QUOTED PASSAGE
The height Hm of the upper surface of the sole in the midfoot portion is the shortest distance between the plane P that the sole bottom surface touches, and the center point F which is the center point of a circle CM drawn on the upper surface of the sole of the midfoot portion SM without touching the inside and outside edges of the sole. That is, the height Hm of the upper surface of the sole in the midfoot portion is the length of the line segment FG, and the point G is the intersection point where the perpendicular line to the plane P passing through the center point F intersect with the plane P. The radius of the circle CM is preferably 0.5 cm or more, more preferably 1 cm or more, and is preferably 9 cm or less, more preferably 8 cm.

The height Hr of the upper surface of the sole in the rearfoot portion is the shortest distance between the plane P, that the sole bottom surface is in contact with, and the center point H which is the center point of a circle CH drawn on the upper surface of the sole in the rearfoot portion SH without touching the inside and outside edges of the sole. That is, the height Hr of the upper surface of the sole in the rearfoot portion is the length of the line segment HI, and the point I is the intersection point where the perpendicular line to the plane P passing through the center point H intersect with the plane P. The radius of the circle CH is preferably 0.5 cm or more, more preferably 1 cm or more, and is preferably 10 cm or less, more preferably 9 cm.

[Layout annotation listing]
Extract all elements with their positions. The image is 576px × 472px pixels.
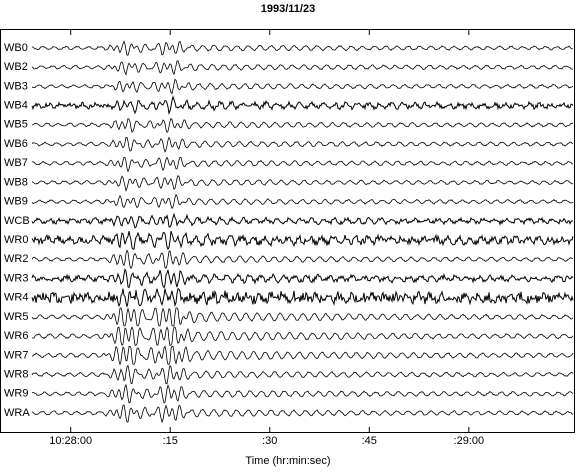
trace — [31, 78, 574, 95]
trace — [31, 60, 574, 76]
trace — [31, 136, 574, 153]
chart-title: 1993/11/23 — [261, 3, 315, 15]
trace — [31, 193, 574, 210]
station-label: WB0 — [4, 42, 28, 54]
station-label: WB3 — [4, 80, 28, 92]
x-tick-label: 10:28:00 — [49, 435, 92, 447]
station-label: WB2 — [4, 61, 28, 73]
station-label: WB8 — [4, 176, 28, 188]
trace — [31, 40, 573, 56]
station-label: WR4 — [4, 292, 28, 304]
trace — [31, 383, 574, 404]
x-tick-label: :45 — [362, 435, 377, 447]
x-axis-label: Time (hr:min:sec) — [245, 455, 330, 467]
station-label: WR7 — [4, 349, 28, 361]
station-label: WB5 — [4, 119, 28, 131]
station-label: WR3 — [4, 272, 28, 284]
plot-frame — [0, 29, 575, 433]
station-label: WR2 — [4, 253, 28, 265]
station-label: WB7 — [4, 157, 28, 169]
trace — [31, 307, 574, 327]
station-label: WB9 — [4, 196, 28, 208]
trace — [31, 404, 574, 424]
trace — [31, 156, 574, 173]
x-tick-label: :29:00 — [454, 435, 485, 447]
trace — [31, 345, 574, 366]
trace — [31, 230, 574, 251]
trace — [31, 268, 574, 289]
trace — [31, 175, 574, 192]
station-label: WRA — [4, 407, 30, 419]
trace — [31, 212, 574, 229]
x-tick-label: :15 — [163, 435, 178, 447]
trace — [31, 95, 574, 116]
station-label: WR5 — [4, 311, 28, 323]
station-label: WB6 — [4, 138, 28, 150]
trace — [31, 364, 574, 385]
trace — [31, 287, 574, 308]
station-label: WR6 — [4, 330, 28, 342]
station-label: WCB — [4, 215, 30, 227]
trace — [31, 249, 574, 270]
x-tick-label: :30 — [262, 435, 277, 447]
trace — [32, 117, 574, 134]
trace — [31, 326, 574, 346]
station-label: WB4 — [4, 100, 28, 112]
station-label: WR0 — [4, 234, 28, 246]
station-label: WR9 — [4, 388, 28, 400]
station-label: WR8 — [4, 368, 28, 380]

TASK INSTRUCTIONS
Translate this sentence from the shoe sole passage into Spanish: "The height Hm of the upper surface of the sole in the midfoot portion is the shortest distance between the plane P that the sole bottom surface touches, and the center point F which is the center point of a circle CM drawn on the upper surface of the sole of the midfoot portion SM without touching the inside and outside edges of the sole." Work only from the shoe sole passage.

CORRECT RESULT
La altura Hm de la superficie superior de la suela en la porción del mediopié es la distancia más corta entre el plano P que toca la superficie inferior de la suela y el punto central F, que es el punto central de un círculo CM trazado sobre la superficie superior de la suela de la porción del mediopié SM sin tocar los bordes interior y exterior de la suela.